» Passage shown

◆ ◆ ◆ ◆

Measuring transducer for electric vehicles and a method of operating a measuring transducer

Abstract

Measuring transducer for electric vehicles having at least one tap arranged to tap at least one AC measurement value in an AC charging circuit, a transformer arranged to convert a frequency of the AC measurement value into a standard frequency of an energy supply grid and to output at least one AC measurement value with the standard frequency in an AC measuring circuit, and at least one standard meter arranged in the AC measuring circuit for detecting an electrical power with the AC measurement value at the standard frequency.

Claims

1. An electric vehicle, comprising: an induction coil in an AC charging circuit for inductive coupling with a charging station and for receiving electrical power via an excitation coil for charging an energy storage, and a measuring transducer comprising: at least one tap arranged to tap at least one AC measured value in an AC charging circuit which comprises the induction coil, a converter arranged for converting a frequency of the AC measured value into a standard frequency of a energy supply grid, and for outputting at least one AC value with the standard frequency into an AC measuring circuit, and at least one standard meter arranged in the AC measuring circuit for obtaining an electrical power using the AC value at the standard frequency.

2. The electric vehicle according to claim 1, wherein the AC charging circuit has at least one induction coil as a constant voltage source.

3. The electric vehicle according to claim 1, wherein the converter sets an AC control value at least as a function of the AC measured value and outputs the AC value as a function of the AC control value.

4. The electric vehicle according to claim 1, wherein the at least one AC measured value comprises at least one alternating voltage and/or one alternating current and in that the at least one AC value comprises at least one alternating voltage and/or one alternating current at standard frequency.

5. The electric vehicle according to claim 1, wherein that the electrical power measured is an active electrical power.

6. The electric vehicle according to claim 1, wherein that the standard meter is in particular a Ferraris Meter or a Smart Meter.

7. The electric vehicle according to claim 1, wherein the tap is arranged parallel to at least one measuring resistor.

8. The electric vehicle according to claim 1, wherein a frequency in the AC charging circuit deviates from a standard frequency of an energy supply grid and in that the standard frequency in the AC measuring circuit is in particular 50 Hz or 60 Hz +/3%.

◆ ◆ ◆ ◆

» Parts of the exercise
a) In the measuring transducer patent, explain in one to three sentences why the converter changes the frequency of the AC measured value before the standard meter uses it.
b) According to the measuring transducer patent, which two kinds of standard meter are named?

◆ ◆ ◆ ◆

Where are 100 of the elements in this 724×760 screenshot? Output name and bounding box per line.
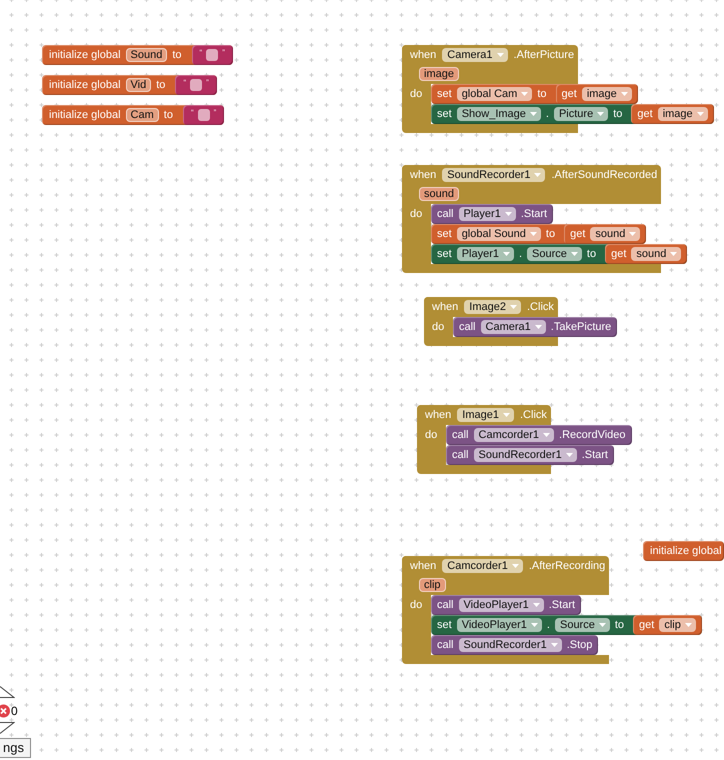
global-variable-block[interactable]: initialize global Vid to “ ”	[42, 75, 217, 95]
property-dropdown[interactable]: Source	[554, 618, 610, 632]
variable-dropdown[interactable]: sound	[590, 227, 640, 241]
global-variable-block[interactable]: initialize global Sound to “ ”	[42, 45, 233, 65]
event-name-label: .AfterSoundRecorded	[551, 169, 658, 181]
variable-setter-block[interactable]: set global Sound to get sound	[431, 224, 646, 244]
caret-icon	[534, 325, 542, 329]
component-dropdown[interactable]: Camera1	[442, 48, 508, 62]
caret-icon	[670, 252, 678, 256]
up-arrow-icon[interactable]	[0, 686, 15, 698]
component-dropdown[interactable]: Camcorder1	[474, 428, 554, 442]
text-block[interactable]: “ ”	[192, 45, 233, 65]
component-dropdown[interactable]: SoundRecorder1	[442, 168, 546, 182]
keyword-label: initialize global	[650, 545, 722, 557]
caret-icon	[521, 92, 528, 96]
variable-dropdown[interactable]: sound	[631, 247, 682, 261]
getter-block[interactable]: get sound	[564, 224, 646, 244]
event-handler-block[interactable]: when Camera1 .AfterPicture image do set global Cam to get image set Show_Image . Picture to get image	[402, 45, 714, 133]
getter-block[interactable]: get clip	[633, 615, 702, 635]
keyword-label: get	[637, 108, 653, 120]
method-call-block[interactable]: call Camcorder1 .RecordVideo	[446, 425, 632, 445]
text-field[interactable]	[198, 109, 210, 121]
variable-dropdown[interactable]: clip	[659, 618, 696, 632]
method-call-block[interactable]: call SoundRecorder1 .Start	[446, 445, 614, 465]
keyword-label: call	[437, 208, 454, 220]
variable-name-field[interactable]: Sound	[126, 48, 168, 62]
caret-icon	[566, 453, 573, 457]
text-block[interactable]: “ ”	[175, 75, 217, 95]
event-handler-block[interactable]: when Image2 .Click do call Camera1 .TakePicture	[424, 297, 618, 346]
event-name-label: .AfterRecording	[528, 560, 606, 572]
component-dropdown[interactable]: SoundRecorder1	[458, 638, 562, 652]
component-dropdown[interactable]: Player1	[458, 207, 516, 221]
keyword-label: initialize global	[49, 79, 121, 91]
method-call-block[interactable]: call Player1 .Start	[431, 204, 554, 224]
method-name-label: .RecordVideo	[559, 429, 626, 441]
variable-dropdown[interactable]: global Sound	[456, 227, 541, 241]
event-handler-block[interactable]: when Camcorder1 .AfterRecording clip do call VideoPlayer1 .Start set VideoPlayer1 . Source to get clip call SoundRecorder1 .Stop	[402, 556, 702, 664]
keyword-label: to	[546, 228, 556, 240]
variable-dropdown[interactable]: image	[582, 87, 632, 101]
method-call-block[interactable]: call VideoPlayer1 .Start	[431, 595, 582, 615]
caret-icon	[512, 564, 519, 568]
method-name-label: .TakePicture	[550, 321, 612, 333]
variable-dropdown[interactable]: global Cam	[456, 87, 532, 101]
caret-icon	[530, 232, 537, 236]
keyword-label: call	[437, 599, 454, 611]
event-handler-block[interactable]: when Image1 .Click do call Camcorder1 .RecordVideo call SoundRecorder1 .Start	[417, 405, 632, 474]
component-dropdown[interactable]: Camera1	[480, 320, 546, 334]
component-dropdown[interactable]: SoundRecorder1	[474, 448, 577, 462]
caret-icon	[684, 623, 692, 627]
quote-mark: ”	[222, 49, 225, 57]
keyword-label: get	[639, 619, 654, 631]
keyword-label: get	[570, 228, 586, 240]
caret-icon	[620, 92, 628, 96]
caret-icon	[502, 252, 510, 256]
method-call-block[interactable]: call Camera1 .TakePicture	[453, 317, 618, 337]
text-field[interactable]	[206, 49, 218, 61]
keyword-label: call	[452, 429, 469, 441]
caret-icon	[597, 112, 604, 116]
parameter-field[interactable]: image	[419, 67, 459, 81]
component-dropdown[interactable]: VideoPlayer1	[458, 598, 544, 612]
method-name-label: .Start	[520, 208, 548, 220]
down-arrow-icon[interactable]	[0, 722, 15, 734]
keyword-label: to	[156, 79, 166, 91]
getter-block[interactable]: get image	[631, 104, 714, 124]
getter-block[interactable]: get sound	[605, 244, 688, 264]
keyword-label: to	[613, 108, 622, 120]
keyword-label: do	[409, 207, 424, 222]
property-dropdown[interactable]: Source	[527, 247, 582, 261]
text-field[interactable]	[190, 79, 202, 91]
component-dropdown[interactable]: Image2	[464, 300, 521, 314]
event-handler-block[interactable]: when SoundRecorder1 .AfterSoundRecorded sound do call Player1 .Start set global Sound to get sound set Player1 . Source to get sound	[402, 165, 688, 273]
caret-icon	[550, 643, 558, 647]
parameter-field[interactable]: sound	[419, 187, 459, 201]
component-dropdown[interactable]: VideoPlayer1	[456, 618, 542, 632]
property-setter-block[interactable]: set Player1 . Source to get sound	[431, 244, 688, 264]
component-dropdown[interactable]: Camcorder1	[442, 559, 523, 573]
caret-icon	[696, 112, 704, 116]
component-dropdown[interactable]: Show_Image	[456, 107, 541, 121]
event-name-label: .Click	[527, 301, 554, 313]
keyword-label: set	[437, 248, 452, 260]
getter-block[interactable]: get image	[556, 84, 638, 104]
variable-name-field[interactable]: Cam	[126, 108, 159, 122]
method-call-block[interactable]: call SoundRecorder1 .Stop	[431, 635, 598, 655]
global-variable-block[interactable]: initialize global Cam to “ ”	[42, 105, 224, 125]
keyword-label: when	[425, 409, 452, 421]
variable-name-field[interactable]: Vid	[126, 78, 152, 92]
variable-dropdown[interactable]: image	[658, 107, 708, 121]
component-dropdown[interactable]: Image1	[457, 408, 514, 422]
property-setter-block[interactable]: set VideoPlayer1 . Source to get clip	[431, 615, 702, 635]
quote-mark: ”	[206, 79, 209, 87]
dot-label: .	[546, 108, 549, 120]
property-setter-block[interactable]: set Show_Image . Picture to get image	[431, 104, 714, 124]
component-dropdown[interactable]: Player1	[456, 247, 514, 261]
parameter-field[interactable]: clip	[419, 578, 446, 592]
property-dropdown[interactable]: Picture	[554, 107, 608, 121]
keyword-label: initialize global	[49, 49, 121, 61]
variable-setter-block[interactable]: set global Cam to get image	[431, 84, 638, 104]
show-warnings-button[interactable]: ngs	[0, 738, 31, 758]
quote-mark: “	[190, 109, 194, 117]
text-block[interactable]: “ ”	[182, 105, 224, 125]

◆ ◆ ◆ ◆

» Answers
a) The frequency in the AC charging circuit deviates from the standard frequency of an energy supply grid. The converter outputs an AC value at that standard frequency into the AC measuring circuit so that the standard meter there can obtain the electrical power from a value at the standard frequency.

b) A Ferraris Meter or a Smart Meter.